> **Work to be completed**
Among the records below, count the lines where "values" occurs, and report that total alone.
Data Block Start
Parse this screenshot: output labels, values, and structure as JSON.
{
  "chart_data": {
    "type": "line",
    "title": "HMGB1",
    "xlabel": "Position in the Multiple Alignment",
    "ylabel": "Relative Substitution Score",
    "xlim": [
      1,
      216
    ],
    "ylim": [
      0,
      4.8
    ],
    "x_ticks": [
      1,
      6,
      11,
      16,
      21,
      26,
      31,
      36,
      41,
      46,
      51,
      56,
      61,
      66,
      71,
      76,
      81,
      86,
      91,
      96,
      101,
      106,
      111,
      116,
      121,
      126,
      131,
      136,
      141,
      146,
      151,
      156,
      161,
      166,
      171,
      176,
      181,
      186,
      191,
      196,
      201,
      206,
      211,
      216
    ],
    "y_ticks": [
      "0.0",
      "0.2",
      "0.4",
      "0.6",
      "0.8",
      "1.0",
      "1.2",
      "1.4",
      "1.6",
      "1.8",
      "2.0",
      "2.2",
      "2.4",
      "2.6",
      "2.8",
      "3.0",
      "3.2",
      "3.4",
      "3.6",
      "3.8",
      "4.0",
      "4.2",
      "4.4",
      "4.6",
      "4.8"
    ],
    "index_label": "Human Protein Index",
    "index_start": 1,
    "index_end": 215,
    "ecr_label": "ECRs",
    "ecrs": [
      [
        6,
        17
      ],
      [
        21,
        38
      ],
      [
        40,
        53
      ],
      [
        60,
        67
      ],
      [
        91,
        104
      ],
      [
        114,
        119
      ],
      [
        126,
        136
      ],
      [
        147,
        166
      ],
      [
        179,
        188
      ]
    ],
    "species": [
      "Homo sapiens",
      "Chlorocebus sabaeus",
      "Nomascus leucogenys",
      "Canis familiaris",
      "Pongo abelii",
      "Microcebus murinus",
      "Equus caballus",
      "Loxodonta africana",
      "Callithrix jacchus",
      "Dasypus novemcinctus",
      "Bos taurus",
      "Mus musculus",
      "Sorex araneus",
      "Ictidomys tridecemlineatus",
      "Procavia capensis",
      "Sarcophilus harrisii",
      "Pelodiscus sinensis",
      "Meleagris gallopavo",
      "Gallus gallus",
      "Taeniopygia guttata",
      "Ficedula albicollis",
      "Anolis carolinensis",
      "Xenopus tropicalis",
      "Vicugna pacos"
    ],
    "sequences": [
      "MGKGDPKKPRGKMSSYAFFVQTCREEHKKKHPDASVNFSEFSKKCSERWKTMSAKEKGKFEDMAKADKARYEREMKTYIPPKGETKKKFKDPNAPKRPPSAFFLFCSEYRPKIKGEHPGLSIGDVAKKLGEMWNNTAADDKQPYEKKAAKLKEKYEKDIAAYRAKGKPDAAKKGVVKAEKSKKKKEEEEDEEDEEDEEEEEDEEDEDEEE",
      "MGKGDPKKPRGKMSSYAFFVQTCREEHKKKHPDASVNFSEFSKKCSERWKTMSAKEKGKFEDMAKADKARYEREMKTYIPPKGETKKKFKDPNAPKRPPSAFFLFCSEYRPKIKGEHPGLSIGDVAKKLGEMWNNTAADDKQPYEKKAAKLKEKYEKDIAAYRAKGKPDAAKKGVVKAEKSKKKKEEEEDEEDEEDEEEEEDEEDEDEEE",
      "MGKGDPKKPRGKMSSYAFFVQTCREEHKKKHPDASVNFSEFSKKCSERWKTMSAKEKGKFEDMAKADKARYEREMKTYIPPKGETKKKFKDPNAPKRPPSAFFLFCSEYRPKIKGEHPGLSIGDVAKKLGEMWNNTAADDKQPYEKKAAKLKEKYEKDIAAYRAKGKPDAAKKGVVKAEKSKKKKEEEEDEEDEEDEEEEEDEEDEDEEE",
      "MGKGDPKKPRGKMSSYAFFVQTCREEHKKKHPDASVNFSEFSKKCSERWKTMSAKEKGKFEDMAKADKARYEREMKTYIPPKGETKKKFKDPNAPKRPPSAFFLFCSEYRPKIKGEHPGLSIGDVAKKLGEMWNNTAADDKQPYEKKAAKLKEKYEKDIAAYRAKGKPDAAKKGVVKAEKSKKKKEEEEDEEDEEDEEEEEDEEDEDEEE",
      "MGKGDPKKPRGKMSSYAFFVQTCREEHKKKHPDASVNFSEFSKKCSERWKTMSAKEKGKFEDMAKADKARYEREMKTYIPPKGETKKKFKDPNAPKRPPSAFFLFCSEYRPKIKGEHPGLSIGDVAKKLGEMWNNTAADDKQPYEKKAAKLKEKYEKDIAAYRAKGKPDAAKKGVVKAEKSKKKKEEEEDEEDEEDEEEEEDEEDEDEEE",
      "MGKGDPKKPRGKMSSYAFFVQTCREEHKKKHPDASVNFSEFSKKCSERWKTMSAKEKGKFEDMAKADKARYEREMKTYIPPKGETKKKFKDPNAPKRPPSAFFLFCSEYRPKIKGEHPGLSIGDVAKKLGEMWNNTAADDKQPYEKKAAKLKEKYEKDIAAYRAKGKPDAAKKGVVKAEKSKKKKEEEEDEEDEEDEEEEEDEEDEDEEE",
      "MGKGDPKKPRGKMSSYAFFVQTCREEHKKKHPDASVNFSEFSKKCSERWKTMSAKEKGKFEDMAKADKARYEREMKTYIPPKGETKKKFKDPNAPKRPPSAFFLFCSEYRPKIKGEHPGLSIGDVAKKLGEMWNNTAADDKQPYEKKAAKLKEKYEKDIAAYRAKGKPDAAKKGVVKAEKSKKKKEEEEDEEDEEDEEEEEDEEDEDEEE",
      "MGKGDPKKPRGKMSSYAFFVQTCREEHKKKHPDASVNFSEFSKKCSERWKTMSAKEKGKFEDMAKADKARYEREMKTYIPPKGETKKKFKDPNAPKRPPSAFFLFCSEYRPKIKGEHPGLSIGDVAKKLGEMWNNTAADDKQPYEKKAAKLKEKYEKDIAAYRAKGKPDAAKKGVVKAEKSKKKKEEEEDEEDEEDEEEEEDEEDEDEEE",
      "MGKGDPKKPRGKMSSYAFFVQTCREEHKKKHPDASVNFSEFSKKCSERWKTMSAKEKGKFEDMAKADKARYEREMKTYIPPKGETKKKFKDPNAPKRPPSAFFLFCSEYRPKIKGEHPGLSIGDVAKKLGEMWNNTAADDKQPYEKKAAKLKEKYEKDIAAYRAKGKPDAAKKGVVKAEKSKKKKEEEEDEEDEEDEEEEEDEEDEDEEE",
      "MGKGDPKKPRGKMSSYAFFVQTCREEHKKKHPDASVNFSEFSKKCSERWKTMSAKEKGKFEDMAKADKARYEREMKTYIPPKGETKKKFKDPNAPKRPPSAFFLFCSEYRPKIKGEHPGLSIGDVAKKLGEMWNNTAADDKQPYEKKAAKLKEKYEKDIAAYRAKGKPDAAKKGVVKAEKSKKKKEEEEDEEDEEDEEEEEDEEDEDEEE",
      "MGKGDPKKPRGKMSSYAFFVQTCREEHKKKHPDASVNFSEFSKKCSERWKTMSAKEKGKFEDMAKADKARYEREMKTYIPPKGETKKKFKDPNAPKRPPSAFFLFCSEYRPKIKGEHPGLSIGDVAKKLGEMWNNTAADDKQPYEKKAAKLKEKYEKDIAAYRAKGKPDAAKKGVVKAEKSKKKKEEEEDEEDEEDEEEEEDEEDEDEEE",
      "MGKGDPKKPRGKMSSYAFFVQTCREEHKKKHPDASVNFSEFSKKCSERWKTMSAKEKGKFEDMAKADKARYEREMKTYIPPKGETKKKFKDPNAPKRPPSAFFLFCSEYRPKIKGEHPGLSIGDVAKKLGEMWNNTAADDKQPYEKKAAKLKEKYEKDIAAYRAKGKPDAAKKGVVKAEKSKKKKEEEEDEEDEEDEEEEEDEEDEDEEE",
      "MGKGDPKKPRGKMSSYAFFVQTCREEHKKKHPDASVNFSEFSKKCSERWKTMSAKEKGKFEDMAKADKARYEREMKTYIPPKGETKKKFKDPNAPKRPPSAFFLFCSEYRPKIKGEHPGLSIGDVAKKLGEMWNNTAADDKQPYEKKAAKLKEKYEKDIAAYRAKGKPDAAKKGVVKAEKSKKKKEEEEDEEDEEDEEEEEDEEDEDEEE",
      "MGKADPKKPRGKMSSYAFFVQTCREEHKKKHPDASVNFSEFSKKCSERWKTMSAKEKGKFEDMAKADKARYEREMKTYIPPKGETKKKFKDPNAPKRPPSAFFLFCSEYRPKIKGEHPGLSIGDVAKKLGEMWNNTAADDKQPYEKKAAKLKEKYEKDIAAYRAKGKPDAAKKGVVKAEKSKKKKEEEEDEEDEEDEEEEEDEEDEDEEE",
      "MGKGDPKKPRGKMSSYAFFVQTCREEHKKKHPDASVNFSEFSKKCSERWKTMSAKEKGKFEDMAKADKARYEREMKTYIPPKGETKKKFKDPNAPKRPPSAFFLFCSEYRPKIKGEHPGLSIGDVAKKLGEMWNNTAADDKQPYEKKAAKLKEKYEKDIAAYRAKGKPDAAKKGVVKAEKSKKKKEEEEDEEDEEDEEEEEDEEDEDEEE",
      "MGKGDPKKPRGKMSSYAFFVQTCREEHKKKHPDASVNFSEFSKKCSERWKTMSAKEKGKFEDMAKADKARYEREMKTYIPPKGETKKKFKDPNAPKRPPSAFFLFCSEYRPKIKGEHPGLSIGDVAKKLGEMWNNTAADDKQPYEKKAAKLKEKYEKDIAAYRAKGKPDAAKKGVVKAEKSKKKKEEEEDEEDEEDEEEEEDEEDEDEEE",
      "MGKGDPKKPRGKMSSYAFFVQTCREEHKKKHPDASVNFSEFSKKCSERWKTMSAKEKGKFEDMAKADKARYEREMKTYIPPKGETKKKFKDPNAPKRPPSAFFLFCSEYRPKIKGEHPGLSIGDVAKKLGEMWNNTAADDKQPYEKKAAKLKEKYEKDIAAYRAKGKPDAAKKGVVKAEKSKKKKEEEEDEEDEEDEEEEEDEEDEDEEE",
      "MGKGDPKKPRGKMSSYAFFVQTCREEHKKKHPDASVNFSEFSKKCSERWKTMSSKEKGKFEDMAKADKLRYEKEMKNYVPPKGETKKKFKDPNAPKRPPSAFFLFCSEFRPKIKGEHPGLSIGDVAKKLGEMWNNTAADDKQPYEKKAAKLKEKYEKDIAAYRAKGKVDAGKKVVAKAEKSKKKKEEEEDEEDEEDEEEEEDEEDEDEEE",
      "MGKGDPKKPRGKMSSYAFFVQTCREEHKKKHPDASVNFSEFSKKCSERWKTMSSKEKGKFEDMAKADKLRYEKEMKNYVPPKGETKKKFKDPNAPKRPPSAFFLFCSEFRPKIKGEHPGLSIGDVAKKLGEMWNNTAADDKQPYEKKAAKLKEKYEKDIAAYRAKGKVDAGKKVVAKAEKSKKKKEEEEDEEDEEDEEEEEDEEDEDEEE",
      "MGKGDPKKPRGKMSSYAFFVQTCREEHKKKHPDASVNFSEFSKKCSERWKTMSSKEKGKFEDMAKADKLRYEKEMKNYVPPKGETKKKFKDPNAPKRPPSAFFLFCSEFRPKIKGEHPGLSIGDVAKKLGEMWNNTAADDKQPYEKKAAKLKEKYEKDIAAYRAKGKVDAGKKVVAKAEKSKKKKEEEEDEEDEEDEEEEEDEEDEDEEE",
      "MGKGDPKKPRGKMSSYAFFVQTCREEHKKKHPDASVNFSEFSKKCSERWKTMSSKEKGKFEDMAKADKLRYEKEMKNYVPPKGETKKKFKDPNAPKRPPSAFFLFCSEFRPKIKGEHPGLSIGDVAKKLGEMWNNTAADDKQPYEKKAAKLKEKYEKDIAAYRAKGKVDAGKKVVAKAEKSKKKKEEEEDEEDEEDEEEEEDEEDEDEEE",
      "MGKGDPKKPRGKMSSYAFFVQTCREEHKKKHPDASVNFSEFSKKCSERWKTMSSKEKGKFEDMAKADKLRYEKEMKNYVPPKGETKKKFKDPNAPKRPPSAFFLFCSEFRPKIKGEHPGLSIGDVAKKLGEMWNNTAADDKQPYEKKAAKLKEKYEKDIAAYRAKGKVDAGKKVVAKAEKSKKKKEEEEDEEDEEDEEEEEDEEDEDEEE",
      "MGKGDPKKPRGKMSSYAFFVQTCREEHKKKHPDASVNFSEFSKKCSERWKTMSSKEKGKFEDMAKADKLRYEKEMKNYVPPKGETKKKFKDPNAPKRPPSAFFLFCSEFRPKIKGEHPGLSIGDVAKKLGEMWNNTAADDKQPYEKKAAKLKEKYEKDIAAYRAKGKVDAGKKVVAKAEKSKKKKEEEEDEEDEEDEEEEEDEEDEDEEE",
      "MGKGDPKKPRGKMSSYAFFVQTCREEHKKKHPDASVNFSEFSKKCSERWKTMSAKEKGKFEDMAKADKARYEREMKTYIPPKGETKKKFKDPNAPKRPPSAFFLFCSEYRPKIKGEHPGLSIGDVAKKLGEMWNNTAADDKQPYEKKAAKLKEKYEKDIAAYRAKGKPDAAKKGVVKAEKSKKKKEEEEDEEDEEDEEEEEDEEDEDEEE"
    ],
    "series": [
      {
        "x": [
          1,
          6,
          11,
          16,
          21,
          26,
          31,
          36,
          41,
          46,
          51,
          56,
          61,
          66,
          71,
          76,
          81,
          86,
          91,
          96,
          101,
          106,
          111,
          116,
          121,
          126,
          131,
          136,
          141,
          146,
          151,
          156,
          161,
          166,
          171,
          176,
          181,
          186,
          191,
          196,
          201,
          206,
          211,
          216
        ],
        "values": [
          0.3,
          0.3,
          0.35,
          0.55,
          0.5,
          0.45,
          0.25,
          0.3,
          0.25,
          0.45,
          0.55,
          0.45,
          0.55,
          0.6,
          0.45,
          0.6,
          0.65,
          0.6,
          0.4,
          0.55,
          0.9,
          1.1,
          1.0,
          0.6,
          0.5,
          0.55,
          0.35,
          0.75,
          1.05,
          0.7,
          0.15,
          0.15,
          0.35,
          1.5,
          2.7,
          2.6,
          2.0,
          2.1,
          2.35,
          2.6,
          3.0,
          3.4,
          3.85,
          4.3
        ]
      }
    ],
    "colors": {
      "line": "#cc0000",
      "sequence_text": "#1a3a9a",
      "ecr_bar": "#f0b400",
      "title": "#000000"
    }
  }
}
Data Block End
> **Exercise solution**
2